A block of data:
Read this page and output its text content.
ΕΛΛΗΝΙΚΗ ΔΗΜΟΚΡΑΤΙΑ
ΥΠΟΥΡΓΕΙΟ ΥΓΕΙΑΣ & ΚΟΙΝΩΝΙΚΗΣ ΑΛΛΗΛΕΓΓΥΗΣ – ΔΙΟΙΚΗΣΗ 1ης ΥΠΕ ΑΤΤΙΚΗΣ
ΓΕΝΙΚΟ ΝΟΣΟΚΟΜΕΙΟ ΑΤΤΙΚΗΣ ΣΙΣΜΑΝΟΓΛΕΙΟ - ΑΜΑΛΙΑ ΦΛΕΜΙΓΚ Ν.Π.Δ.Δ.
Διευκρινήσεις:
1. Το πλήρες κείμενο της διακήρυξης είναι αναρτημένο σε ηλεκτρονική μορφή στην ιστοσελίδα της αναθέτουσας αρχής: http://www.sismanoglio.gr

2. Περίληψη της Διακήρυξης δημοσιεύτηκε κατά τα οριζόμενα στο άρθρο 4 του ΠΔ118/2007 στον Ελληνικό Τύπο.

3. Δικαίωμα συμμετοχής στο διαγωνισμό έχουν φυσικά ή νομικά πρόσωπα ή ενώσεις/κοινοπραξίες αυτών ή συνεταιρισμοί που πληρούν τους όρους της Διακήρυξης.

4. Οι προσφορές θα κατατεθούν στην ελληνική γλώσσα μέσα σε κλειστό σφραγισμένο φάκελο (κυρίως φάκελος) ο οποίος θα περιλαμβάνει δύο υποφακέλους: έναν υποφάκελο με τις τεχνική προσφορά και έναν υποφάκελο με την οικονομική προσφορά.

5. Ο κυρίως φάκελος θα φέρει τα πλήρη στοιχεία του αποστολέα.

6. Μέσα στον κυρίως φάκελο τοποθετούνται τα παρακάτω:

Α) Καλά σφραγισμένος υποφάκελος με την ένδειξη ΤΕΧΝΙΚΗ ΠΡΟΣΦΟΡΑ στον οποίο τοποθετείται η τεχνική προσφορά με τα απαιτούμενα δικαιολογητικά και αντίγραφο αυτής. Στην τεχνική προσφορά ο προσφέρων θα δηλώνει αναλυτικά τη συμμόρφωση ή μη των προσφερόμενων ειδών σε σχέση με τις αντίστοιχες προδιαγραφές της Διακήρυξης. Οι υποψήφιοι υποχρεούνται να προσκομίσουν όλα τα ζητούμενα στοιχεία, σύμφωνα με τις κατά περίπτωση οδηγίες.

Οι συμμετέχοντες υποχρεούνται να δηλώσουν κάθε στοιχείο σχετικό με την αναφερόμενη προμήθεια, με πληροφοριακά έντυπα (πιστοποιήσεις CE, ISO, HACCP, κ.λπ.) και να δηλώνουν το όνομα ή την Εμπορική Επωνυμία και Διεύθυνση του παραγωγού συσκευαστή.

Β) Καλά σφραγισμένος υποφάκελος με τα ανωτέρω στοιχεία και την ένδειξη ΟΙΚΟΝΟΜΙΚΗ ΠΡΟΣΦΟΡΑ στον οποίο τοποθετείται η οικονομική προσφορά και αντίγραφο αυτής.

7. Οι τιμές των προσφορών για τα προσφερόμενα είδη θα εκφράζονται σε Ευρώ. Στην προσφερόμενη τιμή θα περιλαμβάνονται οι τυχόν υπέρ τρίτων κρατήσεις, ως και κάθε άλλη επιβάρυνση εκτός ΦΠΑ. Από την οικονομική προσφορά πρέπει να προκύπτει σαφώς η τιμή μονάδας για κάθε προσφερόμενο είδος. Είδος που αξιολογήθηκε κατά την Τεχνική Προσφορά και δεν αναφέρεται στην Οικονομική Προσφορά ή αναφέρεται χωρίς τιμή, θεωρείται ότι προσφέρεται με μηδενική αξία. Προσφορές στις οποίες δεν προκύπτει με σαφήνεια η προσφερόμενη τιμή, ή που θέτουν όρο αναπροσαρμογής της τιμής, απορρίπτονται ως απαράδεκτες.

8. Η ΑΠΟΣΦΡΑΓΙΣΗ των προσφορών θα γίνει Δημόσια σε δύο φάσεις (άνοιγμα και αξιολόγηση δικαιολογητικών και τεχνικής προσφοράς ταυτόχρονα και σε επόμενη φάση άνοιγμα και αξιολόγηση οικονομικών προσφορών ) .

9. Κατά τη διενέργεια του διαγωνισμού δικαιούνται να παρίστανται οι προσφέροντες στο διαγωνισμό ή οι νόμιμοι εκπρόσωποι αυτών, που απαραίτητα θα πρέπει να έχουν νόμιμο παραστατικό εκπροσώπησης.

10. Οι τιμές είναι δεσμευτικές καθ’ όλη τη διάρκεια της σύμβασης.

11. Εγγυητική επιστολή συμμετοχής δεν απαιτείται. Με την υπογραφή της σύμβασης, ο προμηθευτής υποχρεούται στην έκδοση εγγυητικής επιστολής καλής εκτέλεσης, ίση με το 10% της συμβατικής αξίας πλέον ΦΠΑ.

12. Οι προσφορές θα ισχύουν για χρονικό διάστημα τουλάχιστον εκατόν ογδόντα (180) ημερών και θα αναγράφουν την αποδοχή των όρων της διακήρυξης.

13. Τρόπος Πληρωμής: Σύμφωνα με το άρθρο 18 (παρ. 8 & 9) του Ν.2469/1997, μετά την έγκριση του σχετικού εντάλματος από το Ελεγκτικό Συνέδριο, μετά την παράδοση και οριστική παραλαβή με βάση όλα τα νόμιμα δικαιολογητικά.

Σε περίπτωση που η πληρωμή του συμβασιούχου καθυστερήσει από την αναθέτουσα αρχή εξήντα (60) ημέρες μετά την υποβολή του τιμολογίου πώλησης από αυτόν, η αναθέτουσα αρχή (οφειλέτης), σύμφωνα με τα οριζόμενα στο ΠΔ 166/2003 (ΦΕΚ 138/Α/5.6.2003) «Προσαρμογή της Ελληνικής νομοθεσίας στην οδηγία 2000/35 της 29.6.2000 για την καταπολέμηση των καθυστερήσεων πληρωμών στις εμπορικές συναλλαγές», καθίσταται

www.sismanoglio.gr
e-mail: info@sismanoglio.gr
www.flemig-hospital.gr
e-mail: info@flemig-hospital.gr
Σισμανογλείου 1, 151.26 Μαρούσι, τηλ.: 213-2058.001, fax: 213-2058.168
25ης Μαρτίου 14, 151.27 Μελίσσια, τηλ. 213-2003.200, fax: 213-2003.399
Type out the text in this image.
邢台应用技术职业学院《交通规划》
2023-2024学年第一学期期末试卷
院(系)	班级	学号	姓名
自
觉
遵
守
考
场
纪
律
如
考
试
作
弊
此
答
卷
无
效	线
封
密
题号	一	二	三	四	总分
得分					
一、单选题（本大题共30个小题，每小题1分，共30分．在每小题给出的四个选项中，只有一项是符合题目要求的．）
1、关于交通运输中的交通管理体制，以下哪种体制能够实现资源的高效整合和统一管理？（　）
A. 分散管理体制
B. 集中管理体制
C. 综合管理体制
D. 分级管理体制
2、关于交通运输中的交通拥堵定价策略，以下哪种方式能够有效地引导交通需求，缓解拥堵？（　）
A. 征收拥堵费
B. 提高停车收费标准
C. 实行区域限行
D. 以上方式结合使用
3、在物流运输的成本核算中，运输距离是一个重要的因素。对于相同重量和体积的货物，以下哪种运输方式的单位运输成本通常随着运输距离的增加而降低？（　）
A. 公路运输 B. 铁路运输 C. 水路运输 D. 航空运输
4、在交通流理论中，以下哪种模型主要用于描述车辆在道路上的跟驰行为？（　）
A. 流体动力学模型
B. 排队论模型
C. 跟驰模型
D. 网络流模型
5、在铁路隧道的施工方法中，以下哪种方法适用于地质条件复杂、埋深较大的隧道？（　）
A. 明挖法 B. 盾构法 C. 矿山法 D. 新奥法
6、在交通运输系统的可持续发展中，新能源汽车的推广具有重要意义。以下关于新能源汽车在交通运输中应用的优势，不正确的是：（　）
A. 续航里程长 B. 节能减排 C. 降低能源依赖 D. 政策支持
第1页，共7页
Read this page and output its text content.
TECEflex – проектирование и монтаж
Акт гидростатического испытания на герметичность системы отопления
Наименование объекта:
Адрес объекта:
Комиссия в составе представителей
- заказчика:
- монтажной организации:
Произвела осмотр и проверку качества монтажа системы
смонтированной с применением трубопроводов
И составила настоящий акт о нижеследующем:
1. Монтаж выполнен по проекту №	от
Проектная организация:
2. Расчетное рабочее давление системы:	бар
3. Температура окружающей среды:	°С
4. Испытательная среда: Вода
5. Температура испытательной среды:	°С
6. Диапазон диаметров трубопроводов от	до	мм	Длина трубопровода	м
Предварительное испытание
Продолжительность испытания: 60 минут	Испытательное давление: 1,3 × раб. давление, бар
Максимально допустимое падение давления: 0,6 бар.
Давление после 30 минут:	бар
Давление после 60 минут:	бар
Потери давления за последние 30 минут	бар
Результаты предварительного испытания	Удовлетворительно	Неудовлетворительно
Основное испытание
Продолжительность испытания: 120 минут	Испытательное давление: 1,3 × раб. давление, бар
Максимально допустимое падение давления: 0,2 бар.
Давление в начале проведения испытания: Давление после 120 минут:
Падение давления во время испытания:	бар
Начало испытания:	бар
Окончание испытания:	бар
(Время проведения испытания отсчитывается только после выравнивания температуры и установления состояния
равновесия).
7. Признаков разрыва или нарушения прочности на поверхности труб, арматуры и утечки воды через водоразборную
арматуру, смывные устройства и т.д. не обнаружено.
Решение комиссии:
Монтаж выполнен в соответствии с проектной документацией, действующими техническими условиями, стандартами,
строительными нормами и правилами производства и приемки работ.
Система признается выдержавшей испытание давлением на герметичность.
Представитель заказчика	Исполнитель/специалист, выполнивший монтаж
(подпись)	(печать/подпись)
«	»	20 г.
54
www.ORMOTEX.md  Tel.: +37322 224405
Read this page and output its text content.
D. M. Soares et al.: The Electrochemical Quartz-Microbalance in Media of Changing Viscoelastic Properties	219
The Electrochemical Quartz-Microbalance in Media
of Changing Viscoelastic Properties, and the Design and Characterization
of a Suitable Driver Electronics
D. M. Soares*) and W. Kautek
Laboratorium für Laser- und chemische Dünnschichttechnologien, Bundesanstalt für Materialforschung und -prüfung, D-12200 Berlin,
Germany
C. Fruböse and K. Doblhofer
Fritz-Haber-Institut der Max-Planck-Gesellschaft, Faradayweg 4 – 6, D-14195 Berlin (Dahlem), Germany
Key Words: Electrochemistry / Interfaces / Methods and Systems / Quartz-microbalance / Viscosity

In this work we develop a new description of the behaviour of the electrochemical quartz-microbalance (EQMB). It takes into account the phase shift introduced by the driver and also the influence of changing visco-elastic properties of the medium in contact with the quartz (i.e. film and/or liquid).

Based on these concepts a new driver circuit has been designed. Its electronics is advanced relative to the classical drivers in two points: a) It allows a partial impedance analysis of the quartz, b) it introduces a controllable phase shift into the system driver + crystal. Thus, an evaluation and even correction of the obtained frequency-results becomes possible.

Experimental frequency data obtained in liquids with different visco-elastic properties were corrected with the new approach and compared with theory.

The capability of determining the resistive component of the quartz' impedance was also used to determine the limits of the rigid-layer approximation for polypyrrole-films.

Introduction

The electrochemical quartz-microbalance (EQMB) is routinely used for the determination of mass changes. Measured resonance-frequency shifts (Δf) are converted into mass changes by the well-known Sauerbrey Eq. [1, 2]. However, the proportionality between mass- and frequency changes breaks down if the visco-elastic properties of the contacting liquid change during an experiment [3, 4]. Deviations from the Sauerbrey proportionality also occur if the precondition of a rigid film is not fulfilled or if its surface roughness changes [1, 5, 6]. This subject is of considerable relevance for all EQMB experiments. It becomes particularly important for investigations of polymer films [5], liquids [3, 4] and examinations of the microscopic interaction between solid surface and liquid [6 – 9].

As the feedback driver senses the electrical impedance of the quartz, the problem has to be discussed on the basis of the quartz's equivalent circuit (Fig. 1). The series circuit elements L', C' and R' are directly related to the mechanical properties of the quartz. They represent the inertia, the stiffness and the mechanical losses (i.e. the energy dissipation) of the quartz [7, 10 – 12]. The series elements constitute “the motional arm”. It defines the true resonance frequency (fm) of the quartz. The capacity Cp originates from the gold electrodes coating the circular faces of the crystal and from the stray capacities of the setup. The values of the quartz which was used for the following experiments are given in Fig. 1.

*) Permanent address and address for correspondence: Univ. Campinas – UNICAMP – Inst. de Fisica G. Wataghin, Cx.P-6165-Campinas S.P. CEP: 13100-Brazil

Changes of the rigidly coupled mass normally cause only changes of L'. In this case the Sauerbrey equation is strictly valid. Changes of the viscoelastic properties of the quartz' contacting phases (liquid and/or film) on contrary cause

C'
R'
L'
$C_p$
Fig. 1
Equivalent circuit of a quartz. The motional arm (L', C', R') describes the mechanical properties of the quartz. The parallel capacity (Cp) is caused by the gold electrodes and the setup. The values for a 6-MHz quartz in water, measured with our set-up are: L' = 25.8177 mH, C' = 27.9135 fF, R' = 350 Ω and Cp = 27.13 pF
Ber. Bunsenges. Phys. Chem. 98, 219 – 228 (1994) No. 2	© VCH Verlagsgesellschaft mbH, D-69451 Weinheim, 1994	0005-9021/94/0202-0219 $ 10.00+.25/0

- Exercise objective -
What count of lines in the listing contain the word "Soares"? Reply with the number only.

- Correct output -
2